* [Supplied records]

--

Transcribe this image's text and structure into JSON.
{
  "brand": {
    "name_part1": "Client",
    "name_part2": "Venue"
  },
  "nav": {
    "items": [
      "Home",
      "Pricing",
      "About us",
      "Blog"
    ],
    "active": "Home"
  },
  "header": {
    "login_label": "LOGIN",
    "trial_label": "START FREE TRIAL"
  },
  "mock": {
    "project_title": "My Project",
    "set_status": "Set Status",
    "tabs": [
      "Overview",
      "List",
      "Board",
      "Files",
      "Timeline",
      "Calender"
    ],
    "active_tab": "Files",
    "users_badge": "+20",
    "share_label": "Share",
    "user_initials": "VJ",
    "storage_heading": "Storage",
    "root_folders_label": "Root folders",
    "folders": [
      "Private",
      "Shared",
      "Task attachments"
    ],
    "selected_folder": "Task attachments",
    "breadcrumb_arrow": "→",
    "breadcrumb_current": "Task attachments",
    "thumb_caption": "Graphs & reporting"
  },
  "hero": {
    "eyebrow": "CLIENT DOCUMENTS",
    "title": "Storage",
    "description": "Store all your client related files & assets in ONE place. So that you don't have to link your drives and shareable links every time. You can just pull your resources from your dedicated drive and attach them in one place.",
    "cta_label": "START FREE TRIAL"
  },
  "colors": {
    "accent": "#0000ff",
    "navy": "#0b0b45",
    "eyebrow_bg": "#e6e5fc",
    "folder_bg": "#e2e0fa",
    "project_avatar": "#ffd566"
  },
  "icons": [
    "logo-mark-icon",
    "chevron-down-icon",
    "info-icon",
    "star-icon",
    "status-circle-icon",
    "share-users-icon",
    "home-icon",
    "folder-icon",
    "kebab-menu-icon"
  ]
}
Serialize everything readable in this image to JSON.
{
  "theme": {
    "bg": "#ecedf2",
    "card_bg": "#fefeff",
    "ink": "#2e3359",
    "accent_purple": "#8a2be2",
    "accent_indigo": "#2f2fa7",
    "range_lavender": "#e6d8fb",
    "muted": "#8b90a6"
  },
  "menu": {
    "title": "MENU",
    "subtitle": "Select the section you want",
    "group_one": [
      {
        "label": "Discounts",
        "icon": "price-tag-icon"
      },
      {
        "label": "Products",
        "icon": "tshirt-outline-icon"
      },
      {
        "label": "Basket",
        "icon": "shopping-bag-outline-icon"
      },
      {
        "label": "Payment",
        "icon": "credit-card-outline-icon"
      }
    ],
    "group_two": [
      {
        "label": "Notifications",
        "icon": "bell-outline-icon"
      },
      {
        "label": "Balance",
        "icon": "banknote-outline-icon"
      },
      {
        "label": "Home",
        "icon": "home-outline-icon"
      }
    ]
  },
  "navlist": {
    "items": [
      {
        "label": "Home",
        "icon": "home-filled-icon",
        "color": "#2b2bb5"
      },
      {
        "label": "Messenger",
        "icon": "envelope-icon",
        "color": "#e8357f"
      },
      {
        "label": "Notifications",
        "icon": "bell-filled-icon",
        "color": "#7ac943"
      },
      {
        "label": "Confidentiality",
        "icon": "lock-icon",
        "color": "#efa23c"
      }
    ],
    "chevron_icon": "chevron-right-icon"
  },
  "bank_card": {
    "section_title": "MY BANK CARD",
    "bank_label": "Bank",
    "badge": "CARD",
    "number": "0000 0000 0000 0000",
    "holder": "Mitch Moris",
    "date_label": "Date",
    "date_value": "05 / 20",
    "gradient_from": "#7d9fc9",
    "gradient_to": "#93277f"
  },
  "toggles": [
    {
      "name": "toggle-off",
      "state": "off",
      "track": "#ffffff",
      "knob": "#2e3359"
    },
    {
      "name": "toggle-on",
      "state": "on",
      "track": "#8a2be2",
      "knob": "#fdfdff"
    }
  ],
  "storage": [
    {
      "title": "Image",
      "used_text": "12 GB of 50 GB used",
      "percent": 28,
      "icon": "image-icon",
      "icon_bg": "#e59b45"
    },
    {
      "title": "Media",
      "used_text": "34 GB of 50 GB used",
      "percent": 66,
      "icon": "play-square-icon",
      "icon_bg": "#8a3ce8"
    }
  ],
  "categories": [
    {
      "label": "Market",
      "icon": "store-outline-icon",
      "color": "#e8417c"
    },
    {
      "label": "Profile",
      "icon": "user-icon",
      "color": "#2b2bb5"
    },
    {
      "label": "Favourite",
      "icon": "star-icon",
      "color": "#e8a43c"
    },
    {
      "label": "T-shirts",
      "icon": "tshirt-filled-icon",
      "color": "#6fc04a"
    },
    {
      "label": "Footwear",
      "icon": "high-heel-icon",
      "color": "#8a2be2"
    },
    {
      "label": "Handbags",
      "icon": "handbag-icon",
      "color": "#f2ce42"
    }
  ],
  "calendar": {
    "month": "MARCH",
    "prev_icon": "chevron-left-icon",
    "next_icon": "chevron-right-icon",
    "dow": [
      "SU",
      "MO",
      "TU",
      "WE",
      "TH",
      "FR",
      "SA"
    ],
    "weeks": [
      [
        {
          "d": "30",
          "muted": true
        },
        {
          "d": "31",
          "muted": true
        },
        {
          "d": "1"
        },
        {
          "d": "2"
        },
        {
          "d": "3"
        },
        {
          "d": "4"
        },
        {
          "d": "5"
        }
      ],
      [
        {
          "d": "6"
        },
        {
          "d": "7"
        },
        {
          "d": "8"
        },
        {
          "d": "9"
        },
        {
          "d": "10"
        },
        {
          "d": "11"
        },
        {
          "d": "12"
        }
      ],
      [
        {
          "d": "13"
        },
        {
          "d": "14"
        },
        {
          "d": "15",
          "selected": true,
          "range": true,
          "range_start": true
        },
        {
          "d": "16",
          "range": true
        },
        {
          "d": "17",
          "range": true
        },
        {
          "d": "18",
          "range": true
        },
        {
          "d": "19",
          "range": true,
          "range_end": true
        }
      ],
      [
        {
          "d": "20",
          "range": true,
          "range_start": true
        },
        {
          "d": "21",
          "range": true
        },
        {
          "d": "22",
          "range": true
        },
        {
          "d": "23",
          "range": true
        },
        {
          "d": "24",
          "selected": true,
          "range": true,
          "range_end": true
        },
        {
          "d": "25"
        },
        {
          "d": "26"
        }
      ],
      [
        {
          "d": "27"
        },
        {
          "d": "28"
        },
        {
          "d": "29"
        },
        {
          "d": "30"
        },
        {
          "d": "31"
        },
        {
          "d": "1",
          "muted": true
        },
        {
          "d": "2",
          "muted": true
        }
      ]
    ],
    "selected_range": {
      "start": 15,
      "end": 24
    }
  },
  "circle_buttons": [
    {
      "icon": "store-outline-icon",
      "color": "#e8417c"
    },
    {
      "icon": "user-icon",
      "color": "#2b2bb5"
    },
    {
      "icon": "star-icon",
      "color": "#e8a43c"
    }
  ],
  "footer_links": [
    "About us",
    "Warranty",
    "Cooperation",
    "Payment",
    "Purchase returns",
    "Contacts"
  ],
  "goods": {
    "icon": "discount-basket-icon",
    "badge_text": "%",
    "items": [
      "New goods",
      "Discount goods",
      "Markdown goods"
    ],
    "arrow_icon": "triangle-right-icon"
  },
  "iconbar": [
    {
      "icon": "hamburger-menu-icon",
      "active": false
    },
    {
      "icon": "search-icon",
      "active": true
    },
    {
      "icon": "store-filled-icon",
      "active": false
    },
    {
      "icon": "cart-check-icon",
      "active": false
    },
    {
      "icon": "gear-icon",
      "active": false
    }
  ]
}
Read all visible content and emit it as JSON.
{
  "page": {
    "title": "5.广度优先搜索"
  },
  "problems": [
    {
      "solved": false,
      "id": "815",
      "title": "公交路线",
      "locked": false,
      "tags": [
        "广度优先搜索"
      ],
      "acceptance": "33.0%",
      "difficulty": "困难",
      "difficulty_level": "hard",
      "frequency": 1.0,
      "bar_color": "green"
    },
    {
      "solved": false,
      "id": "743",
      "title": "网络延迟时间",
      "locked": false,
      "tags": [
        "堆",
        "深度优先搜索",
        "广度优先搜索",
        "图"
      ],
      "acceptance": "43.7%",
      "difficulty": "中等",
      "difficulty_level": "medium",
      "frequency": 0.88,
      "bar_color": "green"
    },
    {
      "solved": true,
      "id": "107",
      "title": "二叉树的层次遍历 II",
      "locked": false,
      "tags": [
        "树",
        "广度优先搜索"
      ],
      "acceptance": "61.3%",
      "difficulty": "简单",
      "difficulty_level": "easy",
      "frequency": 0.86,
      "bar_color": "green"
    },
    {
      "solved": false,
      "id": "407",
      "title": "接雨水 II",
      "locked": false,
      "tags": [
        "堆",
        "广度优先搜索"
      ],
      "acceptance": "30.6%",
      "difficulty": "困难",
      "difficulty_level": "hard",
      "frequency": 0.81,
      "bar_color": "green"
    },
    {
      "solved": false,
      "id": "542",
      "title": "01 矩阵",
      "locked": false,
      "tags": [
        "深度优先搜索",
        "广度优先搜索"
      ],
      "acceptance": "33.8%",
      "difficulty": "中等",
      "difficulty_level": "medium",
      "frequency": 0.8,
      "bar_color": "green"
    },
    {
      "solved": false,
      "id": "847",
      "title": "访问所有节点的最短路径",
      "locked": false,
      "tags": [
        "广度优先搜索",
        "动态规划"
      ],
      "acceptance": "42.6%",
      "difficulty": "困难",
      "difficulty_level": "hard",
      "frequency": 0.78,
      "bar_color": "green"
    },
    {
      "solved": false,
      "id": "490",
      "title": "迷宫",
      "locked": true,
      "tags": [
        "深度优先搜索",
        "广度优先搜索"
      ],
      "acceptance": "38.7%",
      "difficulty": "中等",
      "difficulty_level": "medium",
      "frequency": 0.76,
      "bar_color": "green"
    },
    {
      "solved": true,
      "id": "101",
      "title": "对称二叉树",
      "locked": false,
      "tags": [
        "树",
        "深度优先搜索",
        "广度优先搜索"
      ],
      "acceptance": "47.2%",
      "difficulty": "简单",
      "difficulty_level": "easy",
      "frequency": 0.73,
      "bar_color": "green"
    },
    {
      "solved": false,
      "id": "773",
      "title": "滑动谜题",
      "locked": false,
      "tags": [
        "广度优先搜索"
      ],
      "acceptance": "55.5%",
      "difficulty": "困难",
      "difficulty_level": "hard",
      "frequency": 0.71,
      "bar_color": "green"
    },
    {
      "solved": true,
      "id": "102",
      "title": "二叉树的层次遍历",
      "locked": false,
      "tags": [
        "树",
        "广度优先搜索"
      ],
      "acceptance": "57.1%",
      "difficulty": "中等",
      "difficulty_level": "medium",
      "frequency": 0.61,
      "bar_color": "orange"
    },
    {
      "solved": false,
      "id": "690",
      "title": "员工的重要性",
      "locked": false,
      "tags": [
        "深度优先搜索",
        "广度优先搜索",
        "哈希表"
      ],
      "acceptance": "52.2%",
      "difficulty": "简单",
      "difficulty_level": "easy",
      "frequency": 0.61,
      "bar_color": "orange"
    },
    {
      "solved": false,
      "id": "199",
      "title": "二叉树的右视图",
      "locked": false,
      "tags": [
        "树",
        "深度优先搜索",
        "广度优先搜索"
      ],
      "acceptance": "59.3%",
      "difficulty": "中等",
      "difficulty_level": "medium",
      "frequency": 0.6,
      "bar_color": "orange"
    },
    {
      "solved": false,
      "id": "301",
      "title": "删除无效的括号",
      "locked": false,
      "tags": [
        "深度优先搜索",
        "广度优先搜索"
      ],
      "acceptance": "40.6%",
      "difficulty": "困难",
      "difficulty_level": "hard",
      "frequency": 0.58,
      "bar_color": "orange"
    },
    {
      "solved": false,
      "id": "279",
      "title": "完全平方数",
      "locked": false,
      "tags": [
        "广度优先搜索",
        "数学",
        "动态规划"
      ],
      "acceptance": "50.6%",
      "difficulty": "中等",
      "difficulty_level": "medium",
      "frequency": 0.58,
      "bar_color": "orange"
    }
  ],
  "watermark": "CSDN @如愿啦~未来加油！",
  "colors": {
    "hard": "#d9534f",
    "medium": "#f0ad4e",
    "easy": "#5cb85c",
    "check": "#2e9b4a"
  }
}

--

* [What is expected] A number is the only answer here: how many lines of the material above contain "JSON"?

* [Task result] 3